**SUPPLIED PASSAGE**
[Python-3000] [Python-3000-checkins] r54742 - in python/branches/p3yk/Lib: io.py test/test_io.py

Thu Apr 12 21:32:08 CEST 2007

Guido van Rossum wrote:

> On 4/12/07, Walter Dörwald <walter at livinglogic.de> wrote:
>> Guido van Rossum wrote:
>> > On 4/11/07, Walter Dörwald <walter at livinglogic.de> wrote:
>> >> Would it make sense to make the state of the decoder public, e.g. by
>> >> adding setstate() and getstate() methods? This would give a cleaner 
>> API.
>> >
>> > I've been thinking of the same thing!
>> >
>> > I wonder if it would be possible to return the state as a pair
>> > (unread, flags) where unread is a (byte) string of unprocessed bytes
>> > and flags is some other state, with the constraint that in the initial
>> > state the flags must be zero. Then I can optimize the case where flags
>> > is returned as zero by subtracting len(unread) from the current
>> > position and that'd be the correct seek position.
>>
>> I'd say that bytestream.tell() is the correct position.
>>
>> Or should seek() return to the last position where the codec was in a
>> default state without anything buffered? (This can't work for UTF-16,
>> because the codec almost never is in the default state.)
> 
> That was my hope, yes (and I realize that UTF-16 is an exception).

We could designate natural endianness as the default state, but that 
would mean that a codec state can't be transferred to a different 
machine (or we could declare little (or big) endianness to be the 
default state).

> Consider UTF-8 though. If the chunk we read from the byte stream ended
> in the middle of a multi-byte character, the codec will have the first
> part of that character buffered. In general we want to subtract
> buffered data from the byte stream's position when reporting the
> position of the text stream. The idea is that if we later seek to the
> reported position, we should be reading the same character data. This
> can be accomplished in two ways: by backing up the byte stream to the
> previous character boundary, and resetting the decoder to neutral; or
> by positioning the byte stream to where it was originally and setting
> the state of the decoder to what it was before. However, backing up
> the byte stream has the advantage that no decoder state needs to be
> encoded in the position cookie.

OK, so for decoders getstate() should always return a tuple, with the 
first entry being the buffered byte string (or bytes object?) and the 
second being additional state data.

Coordinate annotation records
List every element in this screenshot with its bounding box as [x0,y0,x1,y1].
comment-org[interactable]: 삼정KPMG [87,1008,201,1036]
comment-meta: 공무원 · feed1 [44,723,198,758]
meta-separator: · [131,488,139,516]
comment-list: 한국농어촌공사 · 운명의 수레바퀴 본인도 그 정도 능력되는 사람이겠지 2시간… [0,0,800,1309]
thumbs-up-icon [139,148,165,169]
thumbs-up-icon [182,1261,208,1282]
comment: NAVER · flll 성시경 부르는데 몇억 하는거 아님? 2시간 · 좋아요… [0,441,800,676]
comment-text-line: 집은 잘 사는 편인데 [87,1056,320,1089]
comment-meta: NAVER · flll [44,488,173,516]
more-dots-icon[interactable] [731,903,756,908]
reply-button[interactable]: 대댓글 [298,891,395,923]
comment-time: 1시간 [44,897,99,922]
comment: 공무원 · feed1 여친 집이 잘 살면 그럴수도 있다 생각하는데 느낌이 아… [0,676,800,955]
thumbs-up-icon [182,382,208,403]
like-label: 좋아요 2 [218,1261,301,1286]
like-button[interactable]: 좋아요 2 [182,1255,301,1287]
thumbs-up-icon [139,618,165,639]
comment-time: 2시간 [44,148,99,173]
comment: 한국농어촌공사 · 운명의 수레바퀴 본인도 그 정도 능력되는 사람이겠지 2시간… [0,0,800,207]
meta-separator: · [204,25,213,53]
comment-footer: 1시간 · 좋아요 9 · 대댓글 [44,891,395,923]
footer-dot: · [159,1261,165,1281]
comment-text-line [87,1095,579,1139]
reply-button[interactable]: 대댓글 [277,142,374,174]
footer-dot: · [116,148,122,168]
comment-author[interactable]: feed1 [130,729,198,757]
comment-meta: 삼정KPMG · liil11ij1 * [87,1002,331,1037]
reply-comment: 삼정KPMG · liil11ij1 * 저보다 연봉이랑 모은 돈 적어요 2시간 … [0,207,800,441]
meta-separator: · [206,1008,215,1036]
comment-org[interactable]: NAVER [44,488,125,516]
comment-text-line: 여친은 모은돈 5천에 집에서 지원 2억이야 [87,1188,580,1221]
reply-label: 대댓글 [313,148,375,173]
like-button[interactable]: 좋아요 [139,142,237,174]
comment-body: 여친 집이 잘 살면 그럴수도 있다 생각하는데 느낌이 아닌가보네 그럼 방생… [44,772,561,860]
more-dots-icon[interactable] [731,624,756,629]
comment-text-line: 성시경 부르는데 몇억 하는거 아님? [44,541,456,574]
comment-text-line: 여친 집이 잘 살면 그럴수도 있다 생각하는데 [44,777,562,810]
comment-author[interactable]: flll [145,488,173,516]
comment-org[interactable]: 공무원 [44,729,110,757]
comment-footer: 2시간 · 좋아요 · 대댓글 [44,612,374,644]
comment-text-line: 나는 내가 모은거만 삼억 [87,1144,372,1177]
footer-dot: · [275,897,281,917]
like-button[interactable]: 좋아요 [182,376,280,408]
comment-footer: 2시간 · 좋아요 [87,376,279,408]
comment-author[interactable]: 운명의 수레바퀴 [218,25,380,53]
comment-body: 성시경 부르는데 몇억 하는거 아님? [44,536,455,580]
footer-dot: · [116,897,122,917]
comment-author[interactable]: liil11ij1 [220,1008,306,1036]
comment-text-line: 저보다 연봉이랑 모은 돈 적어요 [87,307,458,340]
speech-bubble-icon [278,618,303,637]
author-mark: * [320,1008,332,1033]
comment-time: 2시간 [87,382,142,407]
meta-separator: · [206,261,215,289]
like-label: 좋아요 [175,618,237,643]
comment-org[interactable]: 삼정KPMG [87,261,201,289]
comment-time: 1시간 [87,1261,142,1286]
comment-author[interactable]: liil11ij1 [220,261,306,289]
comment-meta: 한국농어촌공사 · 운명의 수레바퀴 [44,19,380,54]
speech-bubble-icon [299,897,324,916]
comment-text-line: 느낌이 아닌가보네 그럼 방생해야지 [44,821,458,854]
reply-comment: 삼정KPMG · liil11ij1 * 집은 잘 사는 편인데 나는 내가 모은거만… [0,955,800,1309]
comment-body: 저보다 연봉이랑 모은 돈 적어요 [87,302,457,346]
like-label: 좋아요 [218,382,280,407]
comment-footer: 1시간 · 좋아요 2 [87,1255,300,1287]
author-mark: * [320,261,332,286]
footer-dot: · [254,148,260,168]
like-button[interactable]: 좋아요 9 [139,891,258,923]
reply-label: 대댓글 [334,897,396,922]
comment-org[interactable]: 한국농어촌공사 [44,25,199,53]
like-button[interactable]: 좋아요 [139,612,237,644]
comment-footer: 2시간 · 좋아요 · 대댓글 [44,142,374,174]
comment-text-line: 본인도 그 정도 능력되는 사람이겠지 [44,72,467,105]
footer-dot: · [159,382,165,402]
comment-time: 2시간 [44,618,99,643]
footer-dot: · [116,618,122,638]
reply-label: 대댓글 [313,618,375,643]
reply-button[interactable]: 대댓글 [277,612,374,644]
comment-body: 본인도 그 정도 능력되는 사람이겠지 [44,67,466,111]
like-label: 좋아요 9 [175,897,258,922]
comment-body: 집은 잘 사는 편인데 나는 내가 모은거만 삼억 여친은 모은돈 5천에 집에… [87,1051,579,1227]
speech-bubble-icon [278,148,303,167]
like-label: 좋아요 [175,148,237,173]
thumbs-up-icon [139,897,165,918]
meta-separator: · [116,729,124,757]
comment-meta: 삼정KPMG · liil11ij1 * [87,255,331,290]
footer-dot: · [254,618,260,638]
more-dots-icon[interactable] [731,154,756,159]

**REQUIRED TASKS**
**a)** Name every method that the decoder-state thread mentions with parentheses after it.
**b)** Answer these questions from the decoder-state thread:
(i) What pair is suggested as the form for returning the decoder's state?
(ii) Which encoding is named as an exception because its codec is almost never in the default state?
(iii) What advantage does backing up the byte stream have?
**c)** Carry the decoder-state thread forward from its last sentence.

**RESPONSES TO THE TASKS**
**a)**
setstate()
getstate()
tell(), written as bytestream.tell()
seek()

**b)**
(i) A pair (unread, flags), where unread is a byte string of unprocessed bytes and flags is some other state.
(ii) UTF-16.
(iii) No decoder state needs to be encoded in the position cookie.

**c)**
Do we need any specification for encoders?

>> > I imagine most
>> > decoders have only very few flags they care about. (The worst might be
>> > the utf-16 decoder which must have a flag to remember whether it
>> > already saw a byte order marker, and another indicating the byte
>> > order. Maybe we'll have to special-case that one, so don't worry too
>> > much about it.)
>> >
>> >> Should I work on a patch?
>> >
>> > That would be great!
>>
>> OK, here's the patch: http://bugs.python.org/1698994
>>
>> The state returned from getstate() should be treated as an opaque value
>> (e.g. for the buffered incremental codecs it is the buffered string, for
>> the UTF-16 encoder it's the flag indicating whether a BOM has been
>> written etc.). The codecs try to return None, if they are in some kind
>> of default state (e.g. there's nothing buffered).
> 
> I would like to await completion of those unit tests;

The second version of the patch includes the unit tests (and fixes the 
utf-8-sig codec).

> there seem to be
> some subtle issues.

Can you be more concrete?

> I wonder if setstate() should call self.reset()
> first.

Calling reset() and calling setstate() with the initial state should 
have the same effect.

> I'd also like to ask if setstate() could default to "" only if
> the argument is None, not if it is empty; I'd like to use it to change
> the buffer to be a bytes object.

I'd say for Python 3000 it should always be a bytes object. Will this 
interoperate seamlessly with the C part of the codec machinery?

> (And yes, I need to maintain more
> hacks for that, alas).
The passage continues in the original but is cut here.